AVAILABLE DATA:

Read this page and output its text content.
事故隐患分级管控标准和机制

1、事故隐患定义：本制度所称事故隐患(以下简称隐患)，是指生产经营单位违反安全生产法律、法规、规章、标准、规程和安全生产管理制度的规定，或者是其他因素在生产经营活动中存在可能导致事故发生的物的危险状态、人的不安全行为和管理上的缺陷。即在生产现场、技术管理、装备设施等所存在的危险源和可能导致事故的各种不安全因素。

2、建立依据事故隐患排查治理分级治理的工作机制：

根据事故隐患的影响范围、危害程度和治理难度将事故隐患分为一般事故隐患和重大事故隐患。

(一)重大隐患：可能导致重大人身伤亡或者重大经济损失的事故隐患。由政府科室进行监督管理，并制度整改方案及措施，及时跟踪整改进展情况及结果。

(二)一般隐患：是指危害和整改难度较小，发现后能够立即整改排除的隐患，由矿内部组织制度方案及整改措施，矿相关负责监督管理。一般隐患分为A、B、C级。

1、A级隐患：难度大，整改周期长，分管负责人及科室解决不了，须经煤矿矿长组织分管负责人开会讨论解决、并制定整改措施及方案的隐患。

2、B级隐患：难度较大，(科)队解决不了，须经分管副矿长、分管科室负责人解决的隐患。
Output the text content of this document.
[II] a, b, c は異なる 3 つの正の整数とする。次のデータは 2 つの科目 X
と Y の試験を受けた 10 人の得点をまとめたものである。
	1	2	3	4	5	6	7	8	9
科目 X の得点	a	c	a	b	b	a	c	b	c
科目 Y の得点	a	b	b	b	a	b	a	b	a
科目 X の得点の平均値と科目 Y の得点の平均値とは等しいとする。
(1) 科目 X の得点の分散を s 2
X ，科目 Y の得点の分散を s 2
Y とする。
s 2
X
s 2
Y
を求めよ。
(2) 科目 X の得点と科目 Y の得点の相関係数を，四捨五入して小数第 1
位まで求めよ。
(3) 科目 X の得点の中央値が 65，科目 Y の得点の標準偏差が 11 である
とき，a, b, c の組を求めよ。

EXERCISE TASK: Provide all the records again, word for word.

RESULT FOR THIS TASK:
Read this page and output its text content.
事故隐患分级管控标准和机制

1、事故隐患定义：本制度所称事故隐患(以下简称隐患)，是指生产经营单位违反安全生产法律、法规、规章、标准、规程和安全生产管理制度的规定，或者是其他因素在生产经营活动中存在可能导致事故发生的物的危险状态、人的不安全行为和管理上的缺陷。即在生产现场、技术管理、装备设施等所存在的危险源和可能导致事故的各种不安全因素。

2、建立依据事故隐患排查治理分级治理的工作机制：

根据事故隐患的影响范围、危害程度和治理难度将事故隐患分为一般事故隐患和重大事故隐患。

(一)重大隐患：可能导致重大人身伤亡或者重大经济损失的事故隐患。由政府科室进行监督管理，并制度整改方案及措施，及时跟踪整改进展情况及结果。

(二)一般隐患：是指危害和整改难度较小，发现后能够立即整改排除的隐患，由矿内部组织制度方案及整改措施，矿相关负责监督管理。一般隐患分为A、B、C级。

1、A级隐患：难度大，整改周期长，分管负责人及科室解决不了，须经煤矿矿长组织分管负责人开会讨论解决、并制定整改措施及方案的隐患。

2、B级隐患：难度较大，(科)队解决不了，须经分管副矿长、分管科室负责人解决的隐患。
Output the text content of this document.
[II] a, b, c は異なる 3 つの正の整数とする。次のデータは 2 つの科目 X
と Y の試験を受けた 10 人の得点をまとめたものである。
	1	2	3	4	5	6	7	8	9
科目 X の得点	a	c	a	b	b	a	c	b	c
科目 Y の得点	a	b	b	b	a	b	a	b	a
科目 X の得点の平均値と科目 Y の得点の平均値とは等しいとする。
(1) 科目 X の得点の分散を s 2
X ，科目 Y の得点の分散を s 2
Y とする。
s 2
X
s 2
Y
を求めよ。
(2) 科目 X の得点と科目 Y の得点の相関係数を，四捨五入して小数第 1
位まで求めよ。
(3) 科目 X の得点の中央値が 65，科目 Y の得点の標準偏差が 11 である
とき，a, b, c の組を求めよ。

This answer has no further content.